## Task to carry out
Each entry should be quoted word for word, including every mark of punctuation.

## Given records
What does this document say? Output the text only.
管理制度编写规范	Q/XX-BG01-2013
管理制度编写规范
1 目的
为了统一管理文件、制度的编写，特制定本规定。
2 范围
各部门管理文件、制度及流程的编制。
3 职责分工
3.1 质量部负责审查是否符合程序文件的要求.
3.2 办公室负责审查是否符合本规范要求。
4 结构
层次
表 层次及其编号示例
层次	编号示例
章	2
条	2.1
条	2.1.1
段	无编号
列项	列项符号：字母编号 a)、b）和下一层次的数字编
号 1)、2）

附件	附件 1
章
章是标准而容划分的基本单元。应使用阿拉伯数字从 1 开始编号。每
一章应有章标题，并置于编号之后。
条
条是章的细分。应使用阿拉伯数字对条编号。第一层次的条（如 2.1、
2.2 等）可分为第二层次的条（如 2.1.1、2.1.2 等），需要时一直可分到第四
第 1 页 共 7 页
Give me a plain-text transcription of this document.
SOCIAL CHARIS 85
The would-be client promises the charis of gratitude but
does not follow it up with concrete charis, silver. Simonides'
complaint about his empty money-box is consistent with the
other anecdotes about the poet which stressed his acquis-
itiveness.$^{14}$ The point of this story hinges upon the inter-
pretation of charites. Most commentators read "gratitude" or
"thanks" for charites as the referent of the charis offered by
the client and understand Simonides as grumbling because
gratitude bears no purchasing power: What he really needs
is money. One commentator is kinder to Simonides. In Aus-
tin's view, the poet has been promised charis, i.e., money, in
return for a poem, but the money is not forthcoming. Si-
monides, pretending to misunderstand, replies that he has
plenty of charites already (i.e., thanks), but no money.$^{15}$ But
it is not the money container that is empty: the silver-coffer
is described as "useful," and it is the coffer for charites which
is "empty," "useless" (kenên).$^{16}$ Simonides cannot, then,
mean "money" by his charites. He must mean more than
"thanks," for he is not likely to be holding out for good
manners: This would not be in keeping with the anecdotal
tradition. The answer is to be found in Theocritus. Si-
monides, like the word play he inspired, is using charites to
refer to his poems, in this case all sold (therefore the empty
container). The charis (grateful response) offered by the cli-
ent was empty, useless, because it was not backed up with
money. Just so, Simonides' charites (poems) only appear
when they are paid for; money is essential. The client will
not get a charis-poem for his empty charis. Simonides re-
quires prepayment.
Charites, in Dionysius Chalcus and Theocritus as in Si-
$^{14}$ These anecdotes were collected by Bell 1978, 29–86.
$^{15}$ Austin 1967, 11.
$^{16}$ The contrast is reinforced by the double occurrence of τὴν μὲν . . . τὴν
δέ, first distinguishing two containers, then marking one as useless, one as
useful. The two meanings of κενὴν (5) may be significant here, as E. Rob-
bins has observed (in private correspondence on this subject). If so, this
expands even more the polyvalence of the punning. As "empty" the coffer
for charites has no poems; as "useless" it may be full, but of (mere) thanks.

## Finished exercise
What does this document say? Output the text only.
管理制度编写规范	Q/XX-BG01-2013
管理制度编写规范
1 目的
为了统一管理文件、制度的编写，特制定本规定。
2 范围
各部门管理文件、制度及流程的编制。
3 职责分工
3.1 质量部负责审查是否符合程序文件的要求.
3.2 办公室负责审查是否符合本规范要求。
4 结构
层次
表 层次及其编号示例
层次	编号示例
章	2
条	2.1
条	2.1.1
段	无编号
列项	列项符号：字母编号 a)、b）和下一层次的数字编
号 1)、2）

附件	附件 1
章
章是标准而容划分的基本单元。应使用阿拉伯数字从 1 开始编号。每
一章应有章标题，并置于编号之后。
条
条是章的细分。应使用阿拉伯数字对条编号。第一层次的条（如 2.1、
2.2 等）可分为第二层次的条（如 2.1.1、2.1.2 等），需要时一直可分到第四
第 1 页 共 7 页
Give me a plain-text transcription of this document.
SOCIAL CHARIS 85
The would-be client promises the charis of gratitude but
does not follow it up with concrete charis, silver. Simonides'
complaint about his empty money-box is consistent with the
other anecdotes about the poet which stressed his acquis-
itiveness.$^{14}$ The point of this story hinges upon the inter-
pretation of charites. Most commentators read "gratitude" or
"thanks" for charites as the referent of the charis offered by
the client and understand Simonides as grumbling because
gratitude bears no purchasing power: What he really needs
is money. One commentator is kinder to Simonides. In Aus-
tin's view, the poet has been promised charis, i.e., money, in
return for a poem, but the money is not forthcoming. Si-
monides, pretending to misunderstand, replies that he has
plenty of charites already (i.e., thanks), but no money.$^{15}$ But
it is not the money container that is empty: the silver-coffer
is described as "useful," and it is the coffer for charites which
is "empty," "useless" (kenên).$^{16}$ Simonides cannot, then,
mean "money" by his charites. He must mean more than
"thanks," for he is not likely to be holding out for good
manners: This would not be in keeping with the anecdotal
tradition. The answer is to be found in Theocritus. Si-
monides, like the word play he inspired, is using charites to
refer to his poems, in this case all sold (therefore the empty
container). The charis (grateful response) offered by the cli-
ent was empty, useless, because it was not backed up with
money. Just so, Simonides' charites (poems) only appear
when they are paid for; money is essential. The client will
not get a charis-poem for his empty charis. Simonides re-
quires prepayment.
Charites, in Dionysius Chalcus and Theocritus as in Si-
$^{14}$ These anecdotes were collected by Bell 1978, 29–86.
$^{15}$ Austin 1967, 11.
$^{16}$ The contrast is reinforced by the double occurrence of τὴν μὲν . . . τὴν
δέ, first distinguishing two containers, then marking one as useless, one as
useful. The two meanings of κενὴν (5) may be significant here, as E. Rob-
bins has observed (in private correspondence on this subject). If so, this
expands even more the polyvalence of the punning. As "empty" the coffer
for charites has no poems; as "useless" it may be full, but of (mere) thanks.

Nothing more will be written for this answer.